Your objective: Gather each line of the records where "Finansów" appears.

Records for the task:
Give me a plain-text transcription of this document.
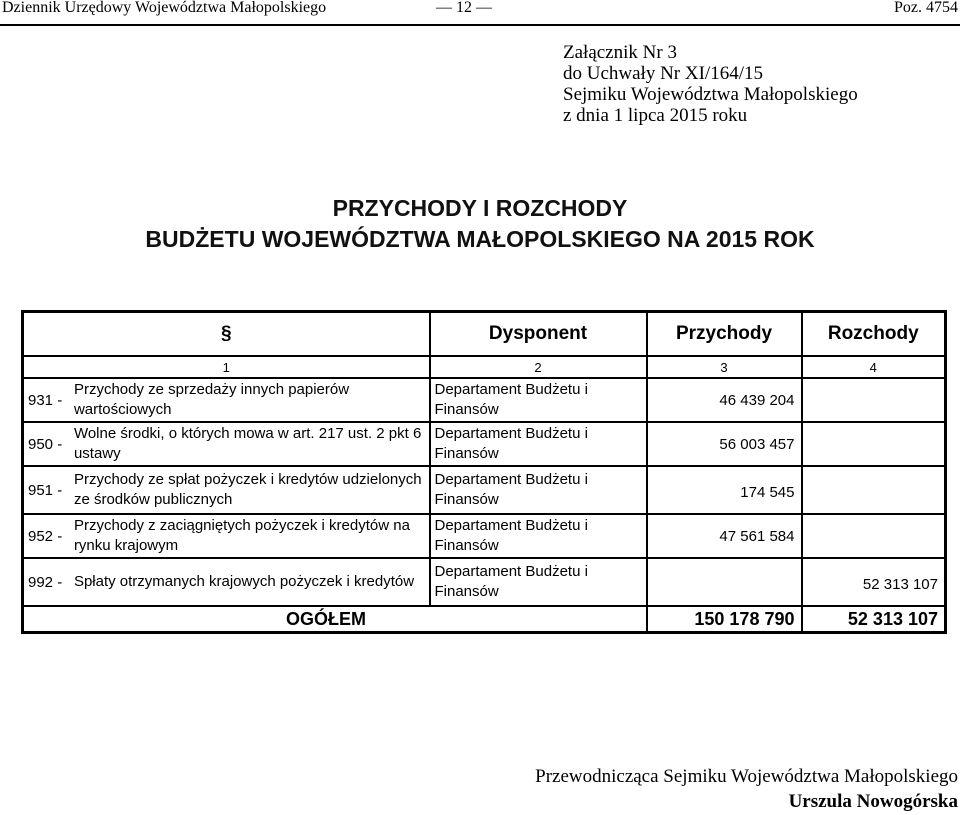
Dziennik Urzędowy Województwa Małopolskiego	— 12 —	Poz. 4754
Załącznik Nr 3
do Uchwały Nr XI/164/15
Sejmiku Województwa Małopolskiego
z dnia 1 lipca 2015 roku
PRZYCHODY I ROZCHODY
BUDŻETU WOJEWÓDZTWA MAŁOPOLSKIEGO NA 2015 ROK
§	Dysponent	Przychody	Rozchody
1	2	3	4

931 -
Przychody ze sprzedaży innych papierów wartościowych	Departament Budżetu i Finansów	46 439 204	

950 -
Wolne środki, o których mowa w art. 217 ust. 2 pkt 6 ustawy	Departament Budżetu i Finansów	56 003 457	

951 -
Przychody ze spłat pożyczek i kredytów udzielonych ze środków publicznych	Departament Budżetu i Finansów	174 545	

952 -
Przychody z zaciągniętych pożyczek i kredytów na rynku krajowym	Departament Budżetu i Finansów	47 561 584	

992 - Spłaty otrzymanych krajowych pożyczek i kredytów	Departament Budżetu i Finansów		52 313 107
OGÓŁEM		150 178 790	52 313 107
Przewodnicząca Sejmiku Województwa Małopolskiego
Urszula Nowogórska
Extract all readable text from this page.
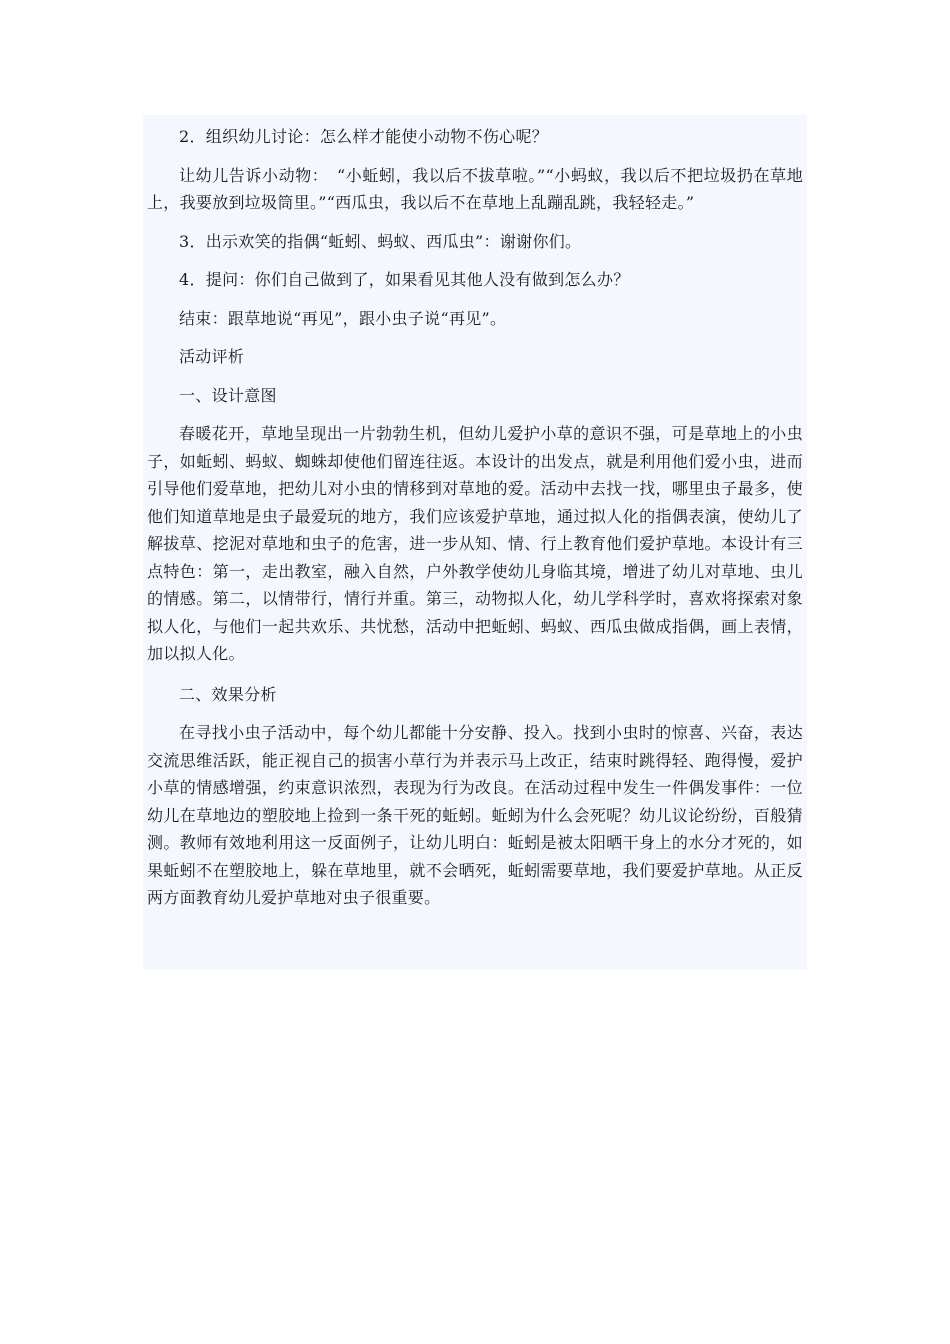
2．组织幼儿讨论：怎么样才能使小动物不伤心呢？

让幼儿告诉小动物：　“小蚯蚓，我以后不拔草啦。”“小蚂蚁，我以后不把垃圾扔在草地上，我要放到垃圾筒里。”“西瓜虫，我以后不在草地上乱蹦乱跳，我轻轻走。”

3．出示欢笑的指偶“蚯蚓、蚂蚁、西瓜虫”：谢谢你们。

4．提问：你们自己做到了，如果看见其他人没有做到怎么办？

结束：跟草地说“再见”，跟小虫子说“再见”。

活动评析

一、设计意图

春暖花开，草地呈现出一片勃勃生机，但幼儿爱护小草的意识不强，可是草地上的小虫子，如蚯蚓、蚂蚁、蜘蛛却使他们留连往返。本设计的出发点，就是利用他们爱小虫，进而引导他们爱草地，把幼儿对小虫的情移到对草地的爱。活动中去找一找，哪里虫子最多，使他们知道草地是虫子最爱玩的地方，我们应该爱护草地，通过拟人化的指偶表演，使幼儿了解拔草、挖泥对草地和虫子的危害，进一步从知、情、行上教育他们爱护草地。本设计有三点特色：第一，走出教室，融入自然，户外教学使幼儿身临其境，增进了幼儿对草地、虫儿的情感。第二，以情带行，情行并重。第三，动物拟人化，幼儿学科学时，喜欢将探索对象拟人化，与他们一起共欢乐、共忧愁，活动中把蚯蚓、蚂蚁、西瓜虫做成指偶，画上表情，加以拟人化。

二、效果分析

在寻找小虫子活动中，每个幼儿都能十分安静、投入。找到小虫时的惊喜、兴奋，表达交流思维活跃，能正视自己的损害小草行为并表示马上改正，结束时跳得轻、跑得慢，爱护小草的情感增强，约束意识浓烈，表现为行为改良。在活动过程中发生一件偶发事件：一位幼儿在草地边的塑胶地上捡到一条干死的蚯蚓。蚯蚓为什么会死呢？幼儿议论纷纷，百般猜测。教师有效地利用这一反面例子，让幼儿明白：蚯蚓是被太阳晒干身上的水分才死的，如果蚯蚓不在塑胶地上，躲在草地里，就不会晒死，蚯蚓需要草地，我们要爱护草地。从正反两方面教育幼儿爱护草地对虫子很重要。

Response:
Przychody ze sprzedaży innych papierów wartościowych	Departament Budżetu i Finansów	46 439 204	
Wolne środki, o których mowa w art. 217 ust. 2 pkt 6 ustawy	Departament Budżetu i Finansów	56 003 457	
Przychody ze spłat pożyczek i kredytów udzielonych ze środków publicznych	Departament Budżetu i Finansów	174 545	
Przychody z zaciągniętych pożyczek i kredytów na rynku krajowym	Departament Budżetu i Finansów	47 561 584	
992 - Spłaty otrzymanych krajowych pożyczek i kredytów	Departament Budżetu i Finansów		52 313 107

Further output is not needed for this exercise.